**TASK TO COMPLETE:** Please set down all the lines beneath this one exactly, without the pictures.

**Figure content listings:**
▬▬▬
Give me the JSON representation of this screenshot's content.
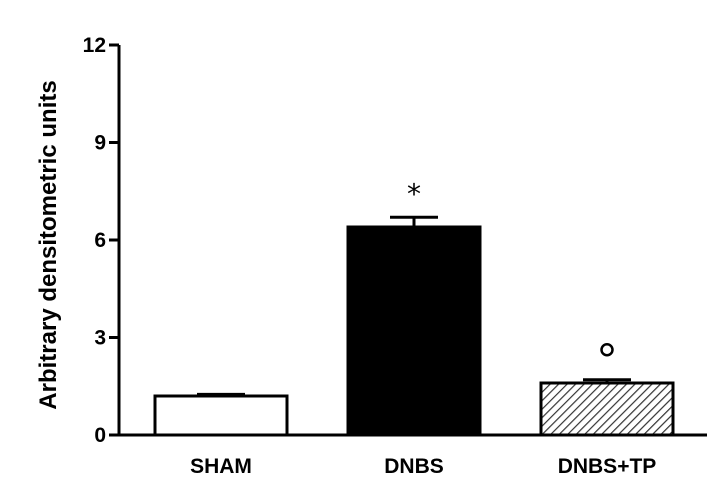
{
  "chart_data": {
    "type": "bar",
    "ylabel": "Arbitrary densitometric units",
    "xlabel": "",
    "ylim": [
      0,
      12
    ],
    "yticks": [
      0,
      3,
      6,
      9,
      12
    ],
    "categories": [
      "SHAM",
      "DNBS",
      "DNBS+TP"
    ],
    "values": [
      1.2,
      6.4,
      1.6
    ],
    "errors": [
      0.05,
      0.3,
      0.1
    ],
    "fills": [
      "#ffffff",
      "#000000",
      "hatched-gray"
    ],
    "annotations": [
      "",
      "*",
      "°"
    ],
    "grid": false
  }
}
▬▬▬
**ANSWER FOR THIS EXERCISE:**
Give me the JSON representation of this screenshot's content.
{
  "chart_data": {
    "type": "bar",
    "ylabel": "Arbitrary densitometric units",
    "xlabel": "",
    "ylim": [
      0,
      12
    ],
    "yticks": [
      0,
      3,
      6,
      9,
      12
    ],
    "categories": [
      "SHAM",
      "DNBS",
      "DNBS+TP"
    ],
    "values": [
      1.2,
      6.4,
      1.6
    ],
    "errors": [
      0.05,
      0.3,
      0.1
    ],
    "fills": [
      "#ffffff",
      "#000000",
      "hatched-gray"
    ],
    "annotations": [
      "",
      "*",
      "°"
    ],
    "grid": false
  }
}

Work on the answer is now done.